■ Problem statement
Print verbatim the lines of the entries from the one containing "Convert this document image to plain text." to the last, inclusive, and no others.

+--

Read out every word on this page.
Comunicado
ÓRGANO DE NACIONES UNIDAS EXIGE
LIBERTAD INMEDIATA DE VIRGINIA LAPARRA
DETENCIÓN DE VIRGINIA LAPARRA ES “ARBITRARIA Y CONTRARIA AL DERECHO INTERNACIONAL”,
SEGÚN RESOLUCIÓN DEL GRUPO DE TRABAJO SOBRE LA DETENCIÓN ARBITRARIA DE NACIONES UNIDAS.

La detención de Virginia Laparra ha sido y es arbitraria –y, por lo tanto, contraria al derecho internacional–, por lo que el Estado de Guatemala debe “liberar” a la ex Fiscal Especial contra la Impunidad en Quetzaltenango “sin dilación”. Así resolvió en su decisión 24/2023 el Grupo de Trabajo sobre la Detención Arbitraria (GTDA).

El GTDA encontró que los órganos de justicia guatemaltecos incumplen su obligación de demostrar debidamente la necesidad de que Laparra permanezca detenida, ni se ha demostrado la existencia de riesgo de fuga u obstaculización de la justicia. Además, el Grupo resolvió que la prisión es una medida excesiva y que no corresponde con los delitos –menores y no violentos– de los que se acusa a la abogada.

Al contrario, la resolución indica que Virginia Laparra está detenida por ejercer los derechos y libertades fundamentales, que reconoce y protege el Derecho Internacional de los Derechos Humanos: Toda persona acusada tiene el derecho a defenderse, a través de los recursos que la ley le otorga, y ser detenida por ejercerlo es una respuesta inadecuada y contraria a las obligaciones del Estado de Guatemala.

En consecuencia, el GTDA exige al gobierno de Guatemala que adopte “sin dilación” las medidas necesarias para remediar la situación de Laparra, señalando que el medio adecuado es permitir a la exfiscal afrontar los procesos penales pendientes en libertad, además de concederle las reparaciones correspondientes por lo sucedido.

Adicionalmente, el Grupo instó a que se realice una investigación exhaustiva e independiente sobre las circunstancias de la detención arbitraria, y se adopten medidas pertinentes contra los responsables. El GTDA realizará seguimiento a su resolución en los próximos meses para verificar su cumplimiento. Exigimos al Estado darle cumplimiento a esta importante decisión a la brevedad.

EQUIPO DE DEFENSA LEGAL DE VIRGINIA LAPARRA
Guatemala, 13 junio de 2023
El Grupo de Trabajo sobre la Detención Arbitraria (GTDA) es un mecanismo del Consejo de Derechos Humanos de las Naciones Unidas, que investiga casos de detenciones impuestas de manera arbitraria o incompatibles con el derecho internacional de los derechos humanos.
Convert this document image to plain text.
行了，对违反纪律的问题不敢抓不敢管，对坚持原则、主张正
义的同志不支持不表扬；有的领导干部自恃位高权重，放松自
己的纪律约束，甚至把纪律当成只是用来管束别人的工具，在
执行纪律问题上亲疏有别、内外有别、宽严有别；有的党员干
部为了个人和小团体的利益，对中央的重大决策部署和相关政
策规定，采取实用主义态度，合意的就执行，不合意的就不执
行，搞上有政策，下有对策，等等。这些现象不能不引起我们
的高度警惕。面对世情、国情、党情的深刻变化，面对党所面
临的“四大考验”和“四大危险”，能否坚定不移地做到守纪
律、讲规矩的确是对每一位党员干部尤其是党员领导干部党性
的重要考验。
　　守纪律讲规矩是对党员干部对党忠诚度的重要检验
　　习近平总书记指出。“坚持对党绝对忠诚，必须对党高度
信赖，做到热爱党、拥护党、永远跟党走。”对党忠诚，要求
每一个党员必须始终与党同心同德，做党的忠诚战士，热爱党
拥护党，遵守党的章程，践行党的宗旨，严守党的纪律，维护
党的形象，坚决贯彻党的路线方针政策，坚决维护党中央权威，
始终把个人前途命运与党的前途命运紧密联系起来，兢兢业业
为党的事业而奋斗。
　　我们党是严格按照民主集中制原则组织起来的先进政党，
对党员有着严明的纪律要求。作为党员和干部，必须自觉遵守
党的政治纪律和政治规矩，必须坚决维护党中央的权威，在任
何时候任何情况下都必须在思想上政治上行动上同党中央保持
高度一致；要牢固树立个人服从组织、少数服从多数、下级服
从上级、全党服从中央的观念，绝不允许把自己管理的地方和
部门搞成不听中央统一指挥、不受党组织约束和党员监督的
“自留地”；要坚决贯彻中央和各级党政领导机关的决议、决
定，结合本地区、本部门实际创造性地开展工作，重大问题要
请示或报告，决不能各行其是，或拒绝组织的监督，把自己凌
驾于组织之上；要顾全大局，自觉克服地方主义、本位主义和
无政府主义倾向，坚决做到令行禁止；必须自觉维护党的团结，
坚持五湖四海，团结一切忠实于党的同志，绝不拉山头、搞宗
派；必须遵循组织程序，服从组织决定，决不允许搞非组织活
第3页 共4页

+--

■ Complete response
Convert this document image to plain text.
行了，对违反纪律的问题不敢抓不敢管，对坚持原则、主张正
义的同志不支持不表扬；有的领导干部自恃位高权重，放松自
己的纪律约束，甚至把纪律当成只是用来管束别人的工具，在
执行纪律问题上亲疏有别、内外有别、宽严有别；有的党员干
部为了个人和小团体的利益，对中央的重大决策部署和相关政
策规定，采取实用主义态度，合意的就执行，不合意的就不执
行，搞上有政策，下有对策，等等。这些现象不能不引起我们
的高度警惕。面对世情、国情、党情的深刻变化，面对党所面
临的“四大考验”和“四大危险”，能否坚定不移地做到守纪
律、讲规矩的确是对每一位党员干部尤其是党员领导干部党性
的重要考验。
　　守纪律讲规矩是对党员干部对党忠诚度的重要检验
　　习近平总书记指出。“坚持对党绝对忠诚，必须对党高度
信赖，做到热爱党、拥护党、永远跟党走。”对党忠诚，要求
每一个党员必须始终与党同心同德，做党的忠诚战士，热爱党
拥护党，遵守党的章程，践行党的宗旨，严守党的纪律，维护
党的形象，坚决贯彻党的路线方针政策，坚决维护党中央权威，
始终把个人前途命运与党的前途命运紧密联系起来，兢兢业业
为党的事业而奋斗。
　　我们党是严格按照民主集中制原则组织起来的先进政党，
对党员有着严明的纪律要求。作为党员和干部，必须自觉遵守
党的政治纪律和政治规矩，必须坚决维护党中央的权威，在任
何时候任何情况下都必须在思想上政治上行动上同党中央保持
高度一致；要牢固树立个人服从组织、少数服从多数、下级服
从上级、全党服从中央的观念，绝不允许把自己管理的地方和
部门搞成不听中央统一指挥、不受党组织约束和党员监督的
“自留地”；要坚决贯彻中央和各级党政领导机关的决议、决
定，结合本地区、本部门实际创造性地开展工作，重大问题要
请示或报告，决不能各行其是，或拒绝组织的监督，把自己凌
驾于组织之上；要顾全大局，自觉克服地方主义、本位主义和
无政府主义倾向，坚决做到令行禁止；必须自觉维护党的团结，
坚持五湖四海，团结一切忠实于党的同志，绝不拉山头、搞宗
派；必须遵循组织程序，服从组织决定，决不允许搞非组织活
第3页 共4页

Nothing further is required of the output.